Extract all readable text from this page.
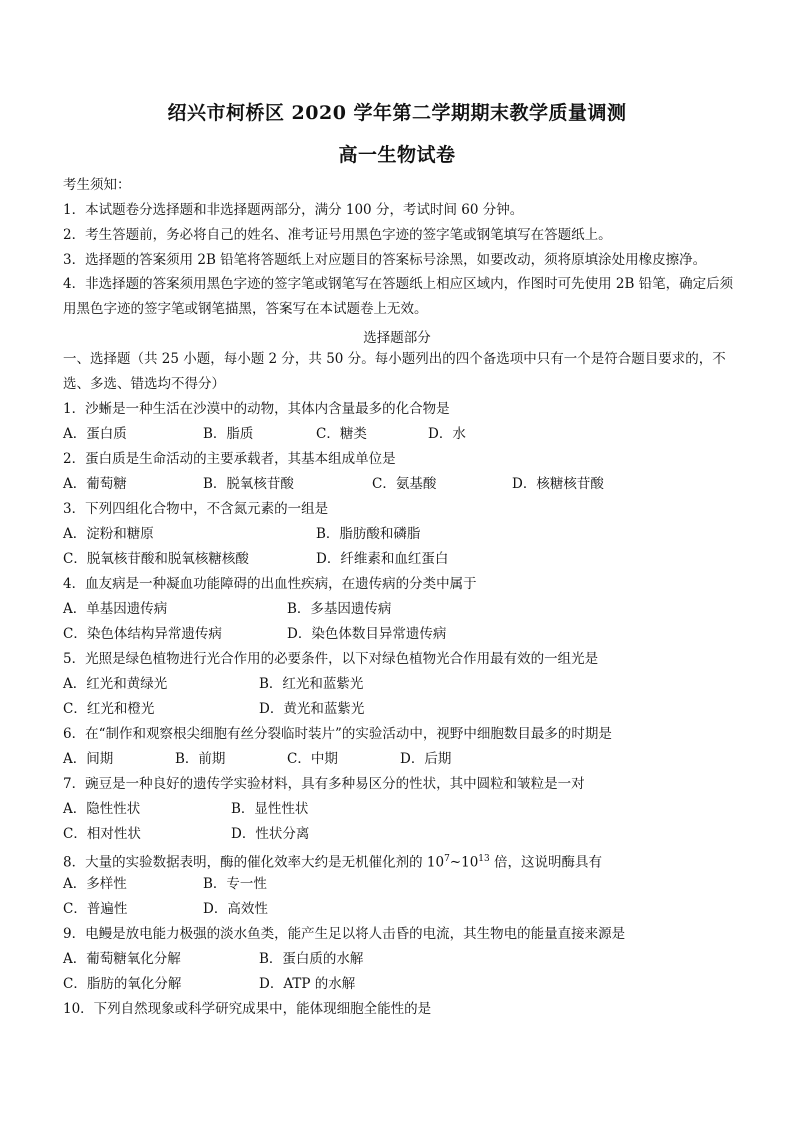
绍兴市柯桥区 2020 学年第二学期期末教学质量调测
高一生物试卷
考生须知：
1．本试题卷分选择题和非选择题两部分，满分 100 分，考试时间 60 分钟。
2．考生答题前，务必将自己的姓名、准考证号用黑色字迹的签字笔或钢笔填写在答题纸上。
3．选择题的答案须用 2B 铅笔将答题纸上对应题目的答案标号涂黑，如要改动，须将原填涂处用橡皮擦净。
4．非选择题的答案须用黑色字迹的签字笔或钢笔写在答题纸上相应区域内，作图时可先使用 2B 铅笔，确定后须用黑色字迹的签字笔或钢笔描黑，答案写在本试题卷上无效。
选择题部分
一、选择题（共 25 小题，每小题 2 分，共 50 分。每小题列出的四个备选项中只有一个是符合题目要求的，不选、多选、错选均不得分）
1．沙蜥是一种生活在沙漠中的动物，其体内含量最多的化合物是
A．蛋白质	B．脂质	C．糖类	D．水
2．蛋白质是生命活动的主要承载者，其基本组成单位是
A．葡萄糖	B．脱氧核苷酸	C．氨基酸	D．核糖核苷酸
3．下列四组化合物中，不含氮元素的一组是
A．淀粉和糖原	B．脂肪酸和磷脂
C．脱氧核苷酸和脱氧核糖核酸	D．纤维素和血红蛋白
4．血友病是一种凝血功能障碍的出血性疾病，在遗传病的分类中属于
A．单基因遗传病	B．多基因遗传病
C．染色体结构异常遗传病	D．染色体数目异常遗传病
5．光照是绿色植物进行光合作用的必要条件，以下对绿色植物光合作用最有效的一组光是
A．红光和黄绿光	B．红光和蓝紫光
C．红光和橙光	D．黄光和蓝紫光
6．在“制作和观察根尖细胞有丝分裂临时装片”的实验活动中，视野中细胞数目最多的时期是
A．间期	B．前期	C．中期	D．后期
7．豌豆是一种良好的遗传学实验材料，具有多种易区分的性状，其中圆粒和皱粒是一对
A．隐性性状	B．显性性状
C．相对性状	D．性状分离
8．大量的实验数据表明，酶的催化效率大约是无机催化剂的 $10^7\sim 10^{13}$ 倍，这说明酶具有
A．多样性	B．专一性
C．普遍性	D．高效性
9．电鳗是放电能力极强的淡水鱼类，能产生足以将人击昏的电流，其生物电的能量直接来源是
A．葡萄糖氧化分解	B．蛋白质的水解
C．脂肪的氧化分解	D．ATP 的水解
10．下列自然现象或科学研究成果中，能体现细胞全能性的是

··········

» Exercise objective: Can you repeat every record above exactly, apart from the pictures?

» Final result:
Extract all readable text from this page.
绍兴市柯桥区 2020 学年第二学期期末教学质量调测
高一生物试卷
考生须知：
1．本试题卷分选择题和非选择题两部分，满分 100 分，考试时间 60 分钟。
2．考生答题前，务必将自己的姓名、准考证号用黑色字迹的签字笔或钢笔填写在答题纸上。
3．选择题的答案须用 2B 铅笔将答题纸上对应题目的答案标号涂黑，如要改动，须将原填涂处用橡皮擦净。
4．非选择题的答案须用黑色字迹的签字笔或钢笔写在答题纸上相应区域内，作图时可先使用 2B 铅笔，确定后须用黑色字迹的签字笔或钢笔描黑，答案写在本试题卷上无效。
选择题部分
一、选择题（共 25 小题，每小题 2 分，共 50 分。每小题列出的四个备选项中只有一个是符合题目要求的，不选、多选、错选均不得分）
1．沙蜥是一种生活在沙漠中的动物，其体内含量最多的化合物是
A．蛋白质	B．脂质	C．糖类	D．水
2．蛋白质是生命活动的主要承载者，其基本组成单位是
A．葡萄糖	B．脱氧核苷酸	C．氨基酸	D．核糖核苷酸
3．下列四组化合物中，不含氮元素的一组是
A．淀粉和糖原	B．脂肪酸和磷脂
C．脱氧核苷酸和脱氧核糖核酸	D．纤维素和血红蛋白
4．血友病是一种凝血功能障碍的出血性疾病，在遗传病的分类中属于
A．单基因遗传病	B．多基因遗传病
C．染色体结构异常遗传病	D．染色体数目异常遗传病
5．光照是绿色植物进行光合作用的必要条件，以下对绿色植物光合作用最有效的一组光是
A．红光和黄绿光	B．红光和蓝紫光
C．红光和橙光	D．黄光和蓝紫光
6．在“制作和观察根尖细胞有丝分裂临时装片”的实验活动中，视野中细胞数目最多的时期是
A．间期	B．前期	C．中期	D．后期
7．豌豆是一种良好的遗传学实验材料，具有多种易区分的性状，其中圆粒和皱粒是一对
A．隐性性状	B．显性性状
C．相对性状	D．性状分离
8．大量的实验数据表明，酶的催化效率大约是无机催化剂的 $10^7\sim 10^{13}$ 倍，这说明酶具有
A．多样性	B．专一性
C．普遍性	D．高效性
9．电鳗是放电能力极强的淡水鱼类，能产生足以将人击昏的电流，其生物电的能量直接来源是
A．葡萄糖氧化分解	B．蛋白质的水解
C．脂肪的氧化分解	D．ATP 的水解
10．下列自然现象或科学研究成果中，能体现细胞全能性的是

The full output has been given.